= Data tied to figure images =
────────────────────────────────────────

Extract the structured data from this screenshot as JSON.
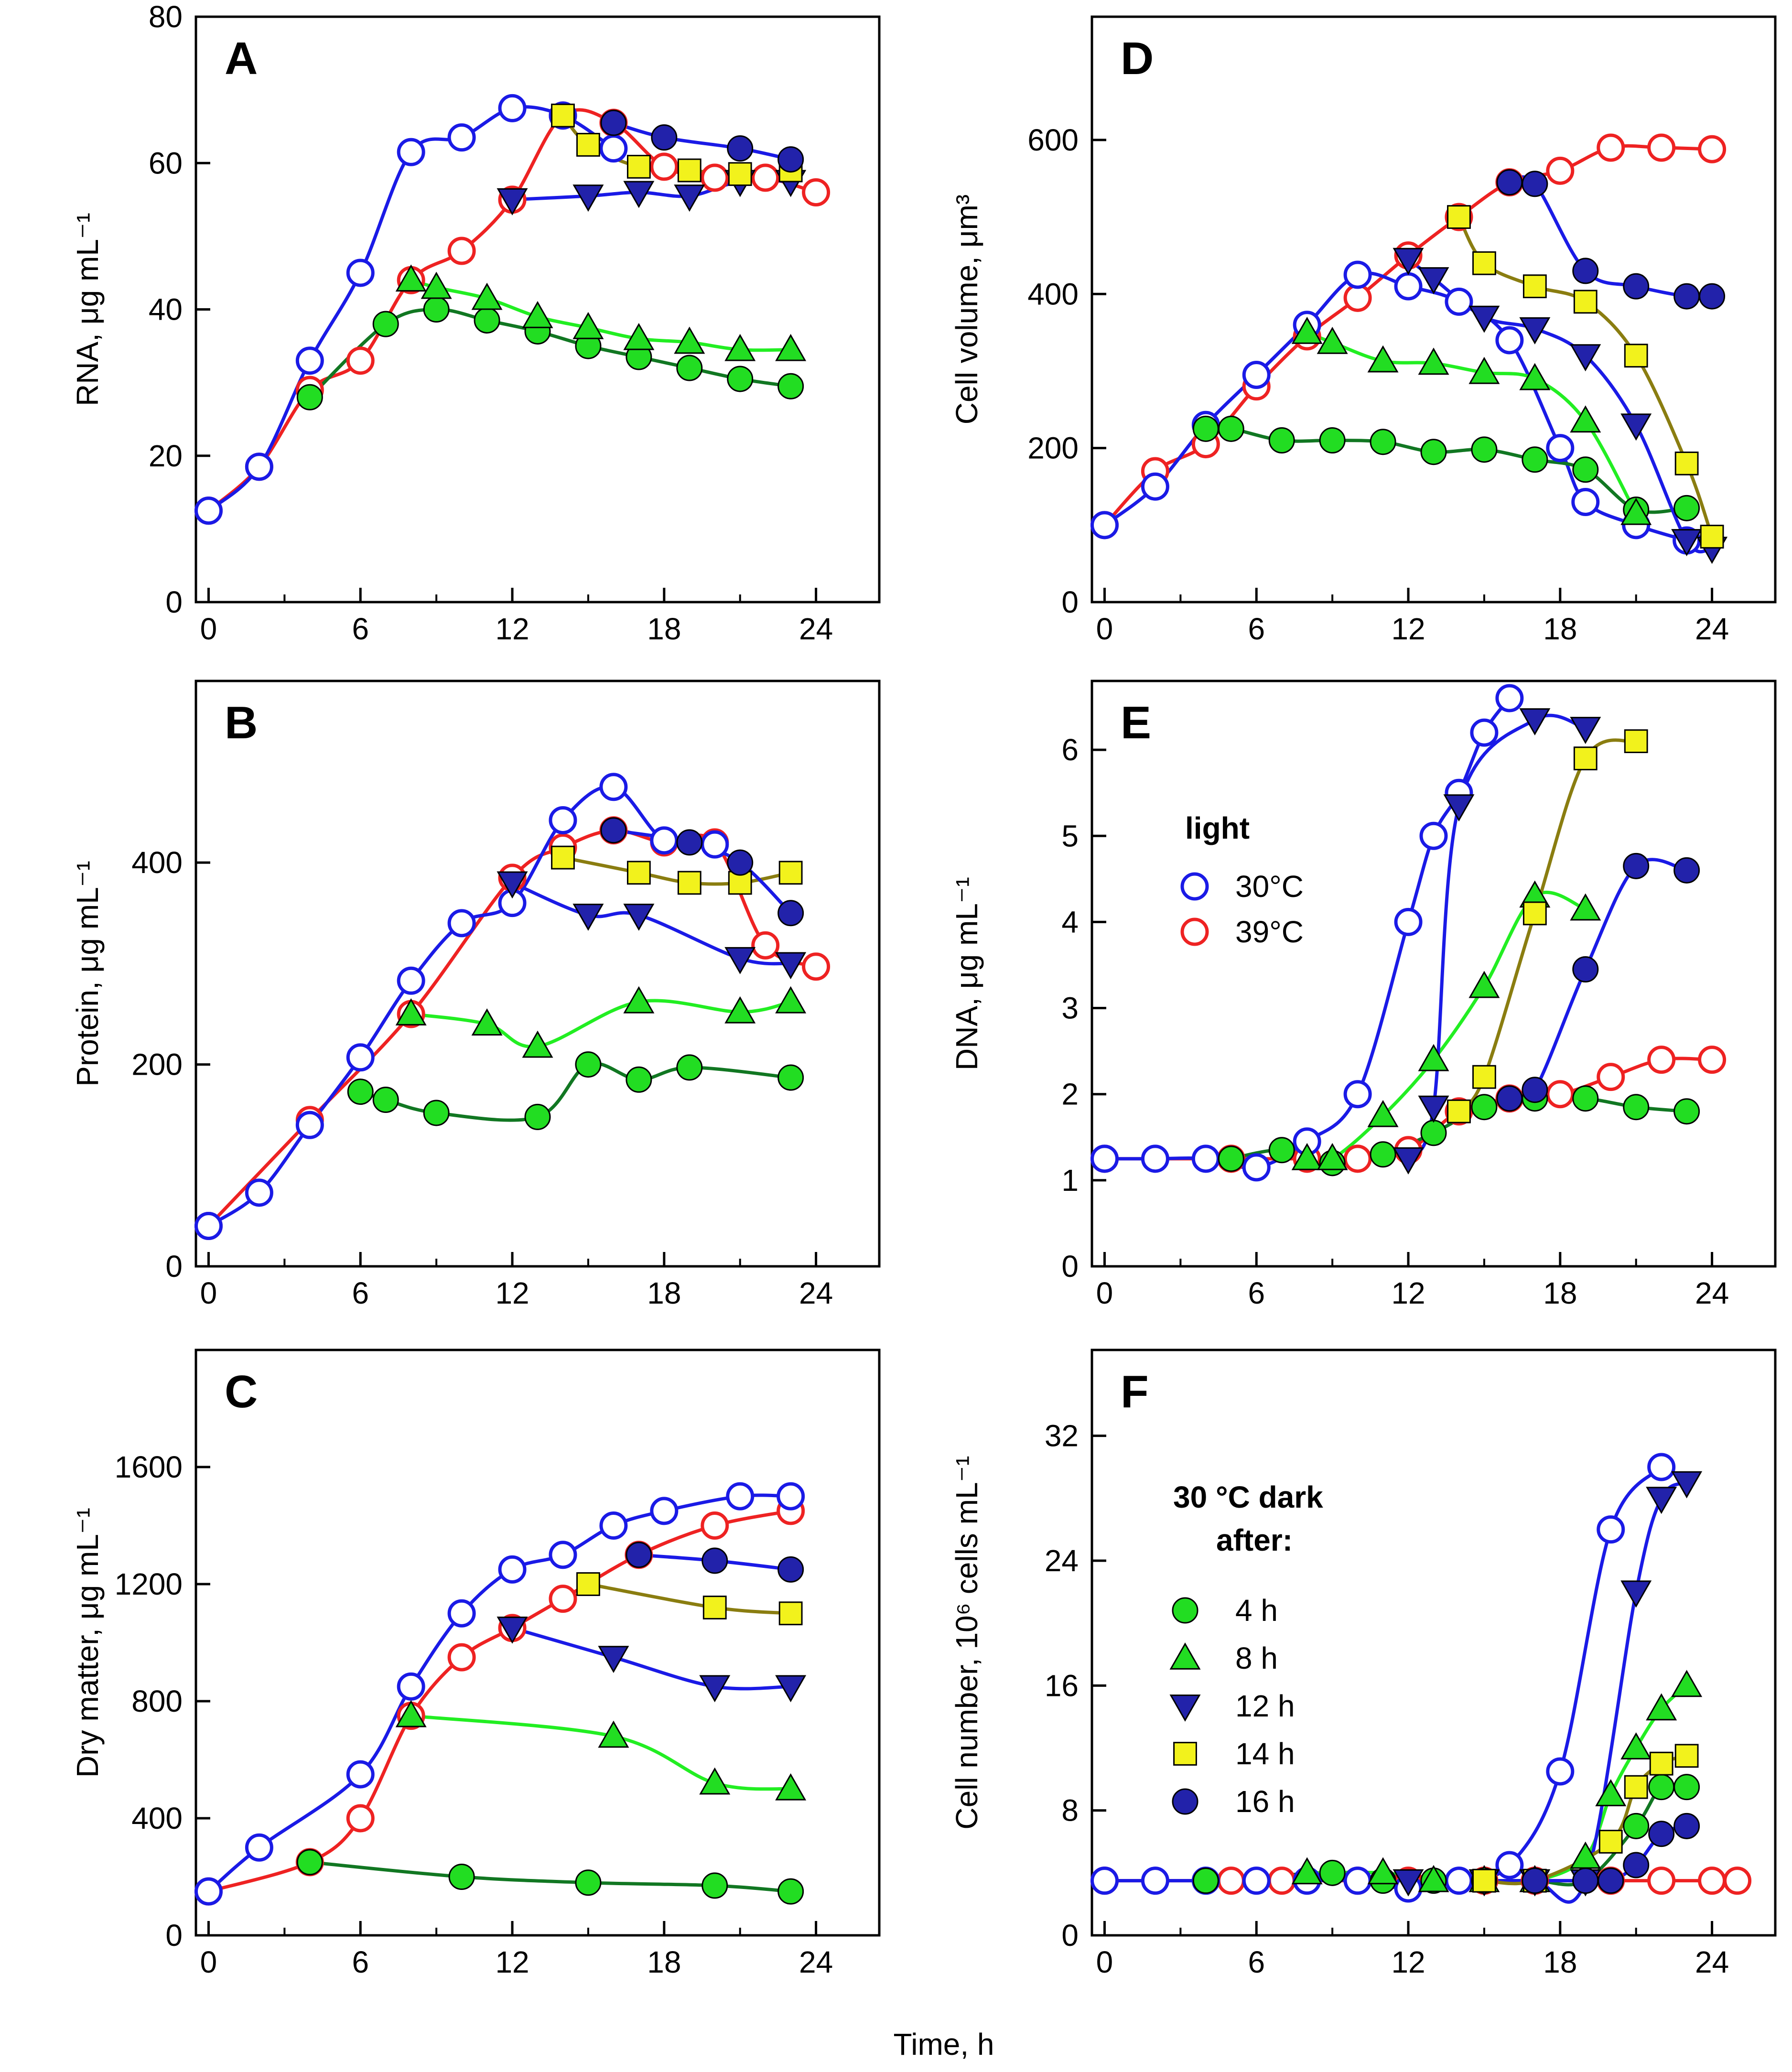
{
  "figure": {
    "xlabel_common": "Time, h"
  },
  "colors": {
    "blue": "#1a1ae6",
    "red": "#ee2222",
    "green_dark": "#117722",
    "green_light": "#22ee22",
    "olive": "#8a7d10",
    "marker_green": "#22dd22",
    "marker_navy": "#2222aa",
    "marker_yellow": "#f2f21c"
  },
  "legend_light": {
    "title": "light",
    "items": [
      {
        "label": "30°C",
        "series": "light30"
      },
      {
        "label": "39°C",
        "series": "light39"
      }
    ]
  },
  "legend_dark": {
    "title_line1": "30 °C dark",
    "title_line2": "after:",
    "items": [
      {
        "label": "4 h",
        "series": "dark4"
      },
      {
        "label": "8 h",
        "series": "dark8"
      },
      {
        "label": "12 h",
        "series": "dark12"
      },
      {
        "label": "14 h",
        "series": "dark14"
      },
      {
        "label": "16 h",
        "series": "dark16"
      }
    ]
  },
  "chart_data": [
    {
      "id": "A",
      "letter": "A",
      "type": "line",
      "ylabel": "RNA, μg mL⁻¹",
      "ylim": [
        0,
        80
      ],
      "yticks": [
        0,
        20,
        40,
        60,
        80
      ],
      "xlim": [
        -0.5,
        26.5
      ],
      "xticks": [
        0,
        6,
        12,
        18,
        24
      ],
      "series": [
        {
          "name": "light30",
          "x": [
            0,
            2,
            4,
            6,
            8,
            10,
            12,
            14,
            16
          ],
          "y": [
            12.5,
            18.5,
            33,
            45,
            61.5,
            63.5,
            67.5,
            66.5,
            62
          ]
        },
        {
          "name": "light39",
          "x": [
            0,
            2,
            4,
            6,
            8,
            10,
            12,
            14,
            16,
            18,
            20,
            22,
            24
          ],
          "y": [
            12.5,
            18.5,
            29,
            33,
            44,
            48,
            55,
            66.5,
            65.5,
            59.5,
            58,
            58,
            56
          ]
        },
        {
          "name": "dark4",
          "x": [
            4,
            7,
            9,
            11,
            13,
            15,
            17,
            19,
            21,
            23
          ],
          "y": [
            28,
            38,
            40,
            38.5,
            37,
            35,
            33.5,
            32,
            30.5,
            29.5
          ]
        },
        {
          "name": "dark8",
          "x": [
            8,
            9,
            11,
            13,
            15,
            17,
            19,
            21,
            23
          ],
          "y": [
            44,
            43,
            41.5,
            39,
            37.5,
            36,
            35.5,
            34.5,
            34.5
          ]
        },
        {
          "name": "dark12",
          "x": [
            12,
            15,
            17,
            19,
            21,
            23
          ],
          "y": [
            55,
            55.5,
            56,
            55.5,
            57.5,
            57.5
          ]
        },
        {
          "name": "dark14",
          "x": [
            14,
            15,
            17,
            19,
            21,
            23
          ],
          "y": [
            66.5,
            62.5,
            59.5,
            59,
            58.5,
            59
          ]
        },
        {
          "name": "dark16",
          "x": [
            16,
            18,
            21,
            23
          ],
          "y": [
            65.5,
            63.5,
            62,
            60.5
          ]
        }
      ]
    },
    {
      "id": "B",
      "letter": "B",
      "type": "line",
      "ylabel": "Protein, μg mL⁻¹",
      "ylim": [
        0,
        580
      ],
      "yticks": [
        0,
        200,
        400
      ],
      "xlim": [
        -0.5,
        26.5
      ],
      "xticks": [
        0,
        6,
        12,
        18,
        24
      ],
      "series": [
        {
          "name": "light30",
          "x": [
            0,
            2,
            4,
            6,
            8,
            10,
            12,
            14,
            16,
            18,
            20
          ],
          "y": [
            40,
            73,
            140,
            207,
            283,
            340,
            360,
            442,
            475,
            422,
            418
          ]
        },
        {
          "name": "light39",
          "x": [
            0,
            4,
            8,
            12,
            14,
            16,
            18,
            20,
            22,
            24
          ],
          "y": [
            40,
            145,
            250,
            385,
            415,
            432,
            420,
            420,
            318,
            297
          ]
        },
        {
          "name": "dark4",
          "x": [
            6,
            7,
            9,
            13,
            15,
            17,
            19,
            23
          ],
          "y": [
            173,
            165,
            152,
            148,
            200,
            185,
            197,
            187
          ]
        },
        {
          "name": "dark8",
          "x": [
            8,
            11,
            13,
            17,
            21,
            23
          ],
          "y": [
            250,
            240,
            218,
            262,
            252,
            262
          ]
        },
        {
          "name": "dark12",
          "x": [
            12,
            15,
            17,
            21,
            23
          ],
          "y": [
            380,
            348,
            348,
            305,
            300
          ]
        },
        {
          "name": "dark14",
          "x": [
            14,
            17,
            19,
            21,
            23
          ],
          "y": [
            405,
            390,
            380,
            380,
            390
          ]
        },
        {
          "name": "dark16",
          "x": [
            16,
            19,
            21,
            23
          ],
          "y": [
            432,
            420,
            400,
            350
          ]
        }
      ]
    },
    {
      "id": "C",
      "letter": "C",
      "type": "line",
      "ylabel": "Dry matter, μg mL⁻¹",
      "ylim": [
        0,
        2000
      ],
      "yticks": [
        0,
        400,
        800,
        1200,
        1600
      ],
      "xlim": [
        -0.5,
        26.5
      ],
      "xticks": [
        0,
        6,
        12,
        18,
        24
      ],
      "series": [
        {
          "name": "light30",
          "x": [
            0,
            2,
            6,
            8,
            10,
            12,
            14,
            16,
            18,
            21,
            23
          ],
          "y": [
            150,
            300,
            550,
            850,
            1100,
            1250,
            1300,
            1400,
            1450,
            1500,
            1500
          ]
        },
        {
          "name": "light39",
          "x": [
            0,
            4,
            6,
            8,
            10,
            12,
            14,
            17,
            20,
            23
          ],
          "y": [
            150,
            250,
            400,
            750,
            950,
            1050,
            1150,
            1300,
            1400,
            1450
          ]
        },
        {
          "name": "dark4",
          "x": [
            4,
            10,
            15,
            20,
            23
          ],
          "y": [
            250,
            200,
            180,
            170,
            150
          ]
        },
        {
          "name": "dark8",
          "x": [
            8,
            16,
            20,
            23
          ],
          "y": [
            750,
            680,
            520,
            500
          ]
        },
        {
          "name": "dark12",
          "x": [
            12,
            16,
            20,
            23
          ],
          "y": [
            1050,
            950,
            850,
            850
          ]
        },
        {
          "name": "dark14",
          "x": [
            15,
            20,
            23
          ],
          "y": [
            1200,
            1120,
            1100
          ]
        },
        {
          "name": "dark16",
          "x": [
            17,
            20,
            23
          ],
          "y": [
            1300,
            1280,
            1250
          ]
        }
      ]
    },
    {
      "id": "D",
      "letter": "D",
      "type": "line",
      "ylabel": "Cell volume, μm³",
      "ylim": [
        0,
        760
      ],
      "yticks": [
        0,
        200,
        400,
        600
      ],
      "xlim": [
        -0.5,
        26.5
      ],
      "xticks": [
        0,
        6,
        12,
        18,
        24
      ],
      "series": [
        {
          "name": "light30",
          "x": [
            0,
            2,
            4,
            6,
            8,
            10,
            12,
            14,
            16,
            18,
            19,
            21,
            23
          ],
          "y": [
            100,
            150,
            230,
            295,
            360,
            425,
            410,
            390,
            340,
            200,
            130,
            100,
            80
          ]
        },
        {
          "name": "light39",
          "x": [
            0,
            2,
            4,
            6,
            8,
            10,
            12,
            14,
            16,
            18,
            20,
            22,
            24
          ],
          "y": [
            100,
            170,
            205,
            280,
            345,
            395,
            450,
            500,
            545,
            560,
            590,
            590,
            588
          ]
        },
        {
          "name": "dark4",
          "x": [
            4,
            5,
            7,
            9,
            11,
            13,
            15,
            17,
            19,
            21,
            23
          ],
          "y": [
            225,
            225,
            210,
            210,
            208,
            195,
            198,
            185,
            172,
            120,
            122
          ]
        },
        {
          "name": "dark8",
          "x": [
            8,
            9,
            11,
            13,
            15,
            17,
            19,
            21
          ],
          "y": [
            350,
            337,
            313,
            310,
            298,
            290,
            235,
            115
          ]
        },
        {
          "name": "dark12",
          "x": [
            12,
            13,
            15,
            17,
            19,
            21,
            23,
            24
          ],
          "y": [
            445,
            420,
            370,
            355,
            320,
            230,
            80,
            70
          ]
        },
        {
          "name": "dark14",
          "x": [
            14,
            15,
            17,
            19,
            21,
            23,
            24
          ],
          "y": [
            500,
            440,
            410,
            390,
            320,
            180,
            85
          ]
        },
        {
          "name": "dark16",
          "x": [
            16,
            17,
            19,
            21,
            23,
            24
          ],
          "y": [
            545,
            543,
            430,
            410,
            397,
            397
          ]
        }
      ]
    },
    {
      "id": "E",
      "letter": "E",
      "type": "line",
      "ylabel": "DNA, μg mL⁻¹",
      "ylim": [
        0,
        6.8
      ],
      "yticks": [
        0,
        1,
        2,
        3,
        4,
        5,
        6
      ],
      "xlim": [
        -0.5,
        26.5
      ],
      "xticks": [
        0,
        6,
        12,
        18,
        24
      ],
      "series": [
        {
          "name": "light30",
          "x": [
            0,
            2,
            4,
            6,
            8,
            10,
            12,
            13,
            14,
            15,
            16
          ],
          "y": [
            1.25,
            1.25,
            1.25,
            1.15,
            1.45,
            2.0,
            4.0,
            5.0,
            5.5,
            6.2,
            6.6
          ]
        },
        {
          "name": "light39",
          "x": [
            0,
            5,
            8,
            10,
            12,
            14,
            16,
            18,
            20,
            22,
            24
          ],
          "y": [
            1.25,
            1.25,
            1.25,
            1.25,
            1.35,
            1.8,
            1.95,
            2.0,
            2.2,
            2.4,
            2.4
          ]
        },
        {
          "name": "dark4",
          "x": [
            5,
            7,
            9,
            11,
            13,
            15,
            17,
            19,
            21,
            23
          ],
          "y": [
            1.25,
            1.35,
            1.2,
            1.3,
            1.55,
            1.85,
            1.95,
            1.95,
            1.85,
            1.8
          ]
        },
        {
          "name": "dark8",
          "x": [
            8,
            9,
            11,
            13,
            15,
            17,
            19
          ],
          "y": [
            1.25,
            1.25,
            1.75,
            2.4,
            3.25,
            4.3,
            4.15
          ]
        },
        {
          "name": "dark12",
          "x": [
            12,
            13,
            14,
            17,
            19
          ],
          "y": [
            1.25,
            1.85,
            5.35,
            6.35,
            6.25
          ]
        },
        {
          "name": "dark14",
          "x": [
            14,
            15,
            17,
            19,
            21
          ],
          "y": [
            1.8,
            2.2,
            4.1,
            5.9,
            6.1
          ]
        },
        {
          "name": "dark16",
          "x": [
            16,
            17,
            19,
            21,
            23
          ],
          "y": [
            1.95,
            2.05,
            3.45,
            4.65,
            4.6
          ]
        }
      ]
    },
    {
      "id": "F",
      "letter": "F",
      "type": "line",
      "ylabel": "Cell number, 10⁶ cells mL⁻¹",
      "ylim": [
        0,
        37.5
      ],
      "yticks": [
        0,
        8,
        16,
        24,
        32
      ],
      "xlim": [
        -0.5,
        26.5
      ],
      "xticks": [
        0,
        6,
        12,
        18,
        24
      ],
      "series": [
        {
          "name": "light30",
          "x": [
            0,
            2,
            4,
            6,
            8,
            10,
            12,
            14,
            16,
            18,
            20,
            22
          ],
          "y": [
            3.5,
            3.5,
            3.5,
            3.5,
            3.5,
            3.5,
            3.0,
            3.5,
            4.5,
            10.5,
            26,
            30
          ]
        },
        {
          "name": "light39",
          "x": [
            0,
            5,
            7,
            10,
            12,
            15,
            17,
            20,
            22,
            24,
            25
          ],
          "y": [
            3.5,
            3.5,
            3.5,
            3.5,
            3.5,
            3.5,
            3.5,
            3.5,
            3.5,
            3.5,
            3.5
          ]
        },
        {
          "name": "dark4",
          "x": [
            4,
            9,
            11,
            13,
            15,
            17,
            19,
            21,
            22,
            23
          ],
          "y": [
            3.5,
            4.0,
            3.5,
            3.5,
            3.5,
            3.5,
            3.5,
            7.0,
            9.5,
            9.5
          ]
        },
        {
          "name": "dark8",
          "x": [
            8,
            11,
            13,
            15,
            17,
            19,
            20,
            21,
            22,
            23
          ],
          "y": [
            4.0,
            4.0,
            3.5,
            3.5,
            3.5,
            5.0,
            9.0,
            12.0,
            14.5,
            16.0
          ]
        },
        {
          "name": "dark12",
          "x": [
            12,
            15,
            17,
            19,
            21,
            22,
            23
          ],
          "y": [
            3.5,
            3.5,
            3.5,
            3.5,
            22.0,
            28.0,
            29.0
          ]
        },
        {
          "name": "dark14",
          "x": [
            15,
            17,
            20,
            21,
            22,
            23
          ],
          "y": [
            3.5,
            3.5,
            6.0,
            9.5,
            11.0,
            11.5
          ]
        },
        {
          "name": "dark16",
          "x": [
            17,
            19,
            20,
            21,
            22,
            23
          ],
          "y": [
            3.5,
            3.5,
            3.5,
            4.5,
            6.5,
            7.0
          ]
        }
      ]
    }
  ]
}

────────────────────────────────────────

= What you need to do =
Among the records above, find the lines that contain "letter" and copy every one.

= Expected output =
      "letter": "A",
      "letter": "B",
      "letter": "C",
      "letter": "D",
      "letter": "E",
      "letter": "F",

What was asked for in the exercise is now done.